- **GIVEN PASSAGE**:
================
03:01 And so this is incredibly important.
03:03 I've never been as excited as I am about a product as I feel for R2.
03:08 We're going to see 100% of new vehicle sales in the not too distant future be electric.
03:12 Now whether that's five years from now, 10 years from now, or 25 years from now, I think
03:16 that has a lot to do with both policy, which is certainly driving towards that, but also
03:21 creating really interesting choices for consumers.
03:25 And today we have a lack of choice in the market.
03:28 I think that has a lot of impact on the overall rate at which we can grow.
03:32 It's one of the reasons we're so excited about R2.
03:35 In the R1 price category, we've really done a great job of pulling a lot of customers
03:40 out of combustion powered vehicles.
03:42 Well over half of our customers have never owned an EV before.
03:45 And the opportunity in that lower price segment really exists for something that's very different,
03:50 very unique to draw new consumers into electrification.
03:59 From an adoption point of view, customers need to understand really what an electric
04:04 vehicle represents in terms of changes to your everyday living with a vehicle.
04:09 And one of the biggest is that you have effectively a refueling station in your garage.
================
- **EXTRACTED MATERIAL**:
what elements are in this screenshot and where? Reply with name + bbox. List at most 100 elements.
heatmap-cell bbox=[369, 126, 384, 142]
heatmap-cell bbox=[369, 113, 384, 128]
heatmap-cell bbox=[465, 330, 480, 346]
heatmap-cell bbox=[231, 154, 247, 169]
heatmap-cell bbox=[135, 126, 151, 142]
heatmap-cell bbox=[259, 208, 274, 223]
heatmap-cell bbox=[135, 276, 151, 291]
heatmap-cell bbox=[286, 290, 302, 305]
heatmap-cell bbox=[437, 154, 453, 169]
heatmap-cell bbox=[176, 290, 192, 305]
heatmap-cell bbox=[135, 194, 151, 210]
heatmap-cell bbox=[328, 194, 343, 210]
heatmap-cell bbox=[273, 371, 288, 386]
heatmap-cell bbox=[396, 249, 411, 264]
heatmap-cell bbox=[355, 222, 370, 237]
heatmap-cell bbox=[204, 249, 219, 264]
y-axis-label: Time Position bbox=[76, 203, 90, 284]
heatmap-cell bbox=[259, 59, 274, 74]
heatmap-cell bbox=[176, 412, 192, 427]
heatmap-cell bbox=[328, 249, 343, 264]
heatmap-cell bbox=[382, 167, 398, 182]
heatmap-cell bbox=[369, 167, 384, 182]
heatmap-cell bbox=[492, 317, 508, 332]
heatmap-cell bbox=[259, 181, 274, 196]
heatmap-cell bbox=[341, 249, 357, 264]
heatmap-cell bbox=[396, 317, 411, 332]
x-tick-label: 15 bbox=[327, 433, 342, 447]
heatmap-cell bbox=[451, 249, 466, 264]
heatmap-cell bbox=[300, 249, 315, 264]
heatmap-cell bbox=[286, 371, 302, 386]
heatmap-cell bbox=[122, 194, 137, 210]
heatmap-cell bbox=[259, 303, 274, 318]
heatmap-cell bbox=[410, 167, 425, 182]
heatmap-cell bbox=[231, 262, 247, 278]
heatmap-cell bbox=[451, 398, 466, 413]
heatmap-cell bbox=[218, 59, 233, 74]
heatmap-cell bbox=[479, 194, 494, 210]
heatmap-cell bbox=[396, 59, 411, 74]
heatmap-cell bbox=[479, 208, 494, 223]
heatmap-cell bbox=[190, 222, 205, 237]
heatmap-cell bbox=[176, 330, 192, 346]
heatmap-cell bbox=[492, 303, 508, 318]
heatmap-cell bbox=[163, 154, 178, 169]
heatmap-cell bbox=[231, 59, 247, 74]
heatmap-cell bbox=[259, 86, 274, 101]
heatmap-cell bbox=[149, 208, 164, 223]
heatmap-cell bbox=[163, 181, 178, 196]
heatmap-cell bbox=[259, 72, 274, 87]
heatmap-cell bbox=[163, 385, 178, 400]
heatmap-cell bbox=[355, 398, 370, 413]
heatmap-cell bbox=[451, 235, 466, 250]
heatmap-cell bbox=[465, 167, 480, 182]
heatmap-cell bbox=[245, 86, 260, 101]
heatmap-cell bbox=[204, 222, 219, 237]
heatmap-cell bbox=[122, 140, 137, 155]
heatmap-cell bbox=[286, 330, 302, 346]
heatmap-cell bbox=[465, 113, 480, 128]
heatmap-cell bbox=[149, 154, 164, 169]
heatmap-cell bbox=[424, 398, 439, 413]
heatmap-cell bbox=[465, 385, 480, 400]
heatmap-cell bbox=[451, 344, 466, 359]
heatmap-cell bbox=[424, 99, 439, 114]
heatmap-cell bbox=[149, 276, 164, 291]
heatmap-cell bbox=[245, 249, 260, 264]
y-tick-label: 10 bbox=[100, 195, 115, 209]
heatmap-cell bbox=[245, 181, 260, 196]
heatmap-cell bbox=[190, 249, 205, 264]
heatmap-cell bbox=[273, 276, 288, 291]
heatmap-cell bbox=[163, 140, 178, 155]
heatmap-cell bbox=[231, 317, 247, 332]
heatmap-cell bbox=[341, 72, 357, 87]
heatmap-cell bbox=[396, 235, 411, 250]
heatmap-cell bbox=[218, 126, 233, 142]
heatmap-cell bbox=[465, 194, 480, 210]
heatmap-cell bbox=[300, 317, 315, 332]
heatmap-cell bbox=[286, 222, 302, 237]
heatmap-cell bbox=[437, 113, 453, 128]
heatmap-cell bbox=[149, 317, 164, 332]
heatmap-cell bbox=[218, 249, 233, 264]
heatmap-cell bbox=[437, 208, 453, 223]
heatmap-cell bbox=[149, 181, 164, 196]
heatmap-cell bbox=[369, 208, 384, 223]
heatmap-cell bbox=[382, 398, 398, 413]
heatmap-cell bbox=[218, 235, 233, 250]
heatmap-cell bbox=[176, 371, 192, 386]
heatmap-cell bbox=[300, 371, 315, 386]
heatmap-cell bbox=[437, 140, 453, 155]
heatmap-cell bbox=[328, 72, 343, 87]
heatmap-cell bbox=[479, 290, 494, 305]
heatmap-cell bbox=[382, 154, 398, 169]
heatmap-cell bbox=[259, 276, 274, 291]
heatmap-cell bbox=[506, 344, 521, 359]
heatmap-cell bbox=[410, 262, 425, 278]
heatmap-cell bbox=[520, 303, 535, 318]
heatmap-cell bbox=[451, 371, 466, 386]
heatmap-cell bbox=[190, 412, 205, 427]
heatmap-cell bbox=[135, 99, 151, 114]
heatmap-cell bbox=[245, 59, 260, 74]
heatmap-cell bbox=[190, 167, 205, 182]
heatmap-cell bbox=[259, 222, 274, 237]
================
- **EXERCISES**:
[A] From the R2 transcript, echo the part between "03:12 Now whether" and "in the market.", inclusive.
[B] According to the R2 transcript, what portion of the speaker's customers have never owned an EV before?
[C] Go on with the R2 transcript from where it stops.

- **RESPONSES TO THE EXERCISE**:
[A]
03:12 Now whether that's five years from now, 10 years from now, or 25 years from now, I think
03:16 that has a lot to do with both policy, which is certainly driving towards that, but also
03:21 creating really interesting choices for consumers.
03:25 And today we have a lack of choice in the market.

[B] Well over half.

[C]
04:14 So say when you think about filling up your car, if it's a combustion powered vehicle,
04:17 you go to a gas station.
04:18 The vast majority of charging actually happens in your home.
04:22 So somewhere between, depending on the brand and the vehicle, somewhere between 90 and
04:25 95% of charging is typically happening at home at night.
04:29 And so the infrastructure that's being created, we're building a charging infrastructure,
04:34 we call it a Rivian Adventure Network.
04:35 Tesla's done a great job with its supercharger network.
04:38 We're going to have our customers be able to access that network here very soon.
04:41 That infrastructure really supports the ability to go on longer trips.
04:45 So to go from San Francisco to LA, New York to Washington DC, these types of trips.
04:51 For us, reliability and quality are paramount to how we're developing our products.
04:55 And with a lot of new technology, new features in the vehicle, that's even more important.
05:00 A lot of times these will be customers, as I said, first exposure to an electric vehicle.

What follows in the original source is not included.